[Exercise]: Rewrite the lines below, changing "screenshot" to "chart" and keeping everything else the same. Omit the pictures from your answer.

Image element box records
>> START
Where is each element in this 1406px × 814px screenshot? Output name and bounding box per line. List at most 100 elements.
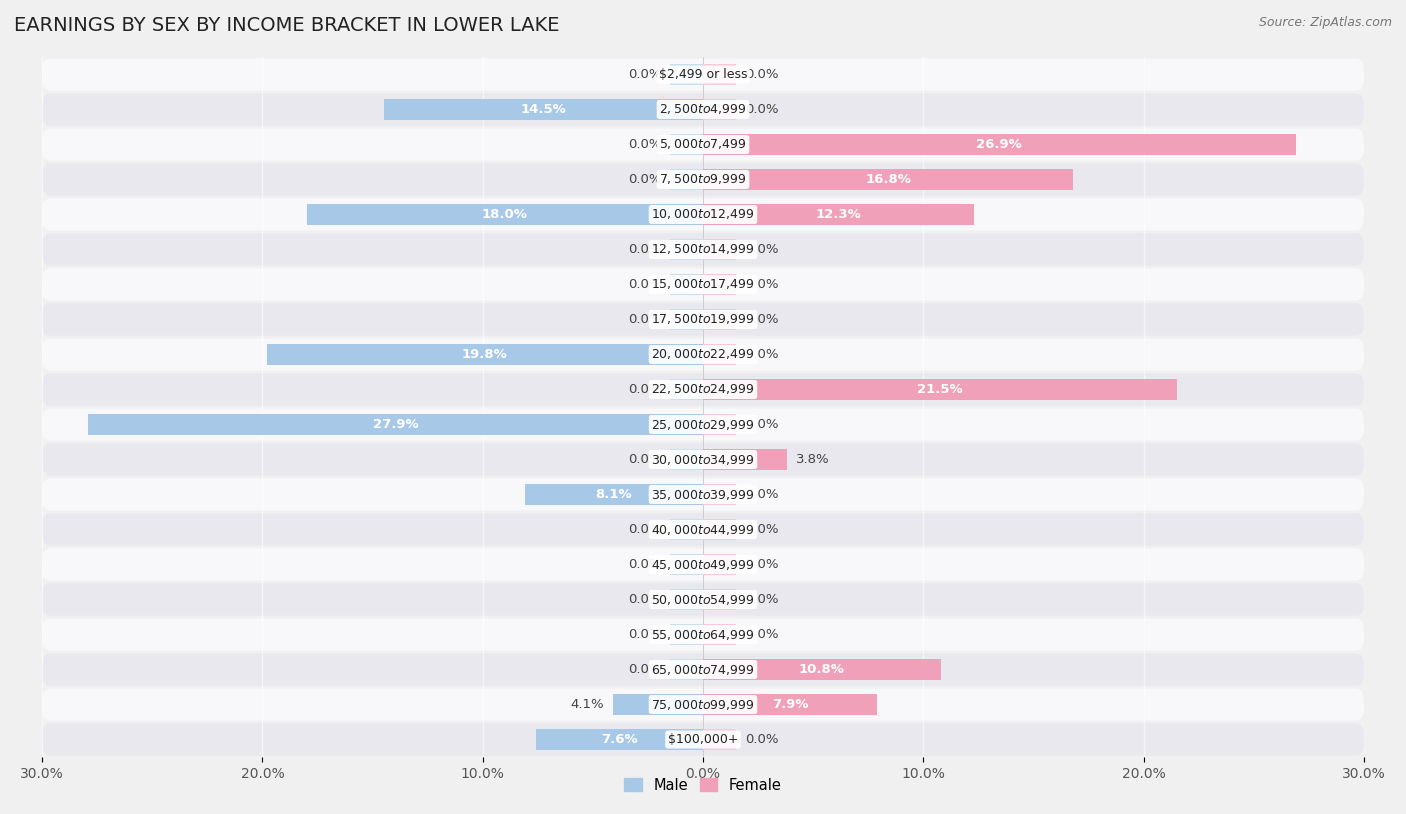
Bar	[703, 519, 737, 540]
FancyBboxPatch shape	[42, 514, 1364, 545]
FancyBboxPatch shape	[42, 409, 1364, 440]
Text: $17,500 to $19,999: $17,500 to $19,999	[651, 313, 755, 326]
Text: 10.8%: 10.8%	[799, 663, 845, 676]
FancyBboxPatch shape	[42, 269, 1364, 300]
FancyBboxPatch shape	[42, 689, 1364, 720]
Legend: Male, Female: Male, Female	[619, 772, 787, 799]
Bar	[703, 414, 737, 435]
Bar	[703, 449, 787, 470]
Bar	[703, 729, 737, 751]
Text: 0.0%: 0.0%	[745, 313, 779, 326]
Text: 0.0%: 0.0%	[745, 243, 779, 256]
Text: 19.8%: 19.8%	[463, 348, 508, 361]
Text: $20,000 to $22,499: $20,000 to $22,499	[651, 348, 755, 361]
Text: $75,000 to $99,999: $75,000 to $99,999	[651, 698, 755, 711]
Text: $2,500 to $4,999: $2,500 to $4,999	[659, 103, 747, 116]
>> END
[Result for this task]:
Where is each element in this 1406px × 814px chart? Output name and bounding box per line. List at most 100 elements.
Bar	[703, 519, 737, 540]
FancyBboxPatch shape	[42, 514, 1364, 545]
FancyBboxPatch shape	[42, 409, 1364, 440]
Text: $17,500 to $19,999: $17,500 to $19,999	[651, 313, 755, 326]
Text: 10.8%: 10.8%	[799, 663, 845, 676]
FancyBboxPatch shape	[42, 269, 1364, 300]
FancyBboxPatch shape	[42, 689, 1364, 720]
Legend: Male, Female: Male, Female	[619, 772, 787, 799]
Bar	[703, 414, 737, 435]
Bar	[703, 449, 787, 470]
Bar	[703, 729, 737, 751]
Text: 0.0%: 0.0%	[745, 313, 779, 326]
Text: 0.0%: 0.0%	[745, 243, 779, 256]
Text: 19.8%: 19.8%	[463, 348, 508, 361]
Text: $20,000 to $22,499: $20,000 to $22,499	[651, 348, 755, 361]
Text: $75,000 to $99,999: $75,000 to $99,999	[651, 698, 755, 711]
Text: $2,500 to $4,999: $2,500 to $4,999	[659, 103, 747, 116]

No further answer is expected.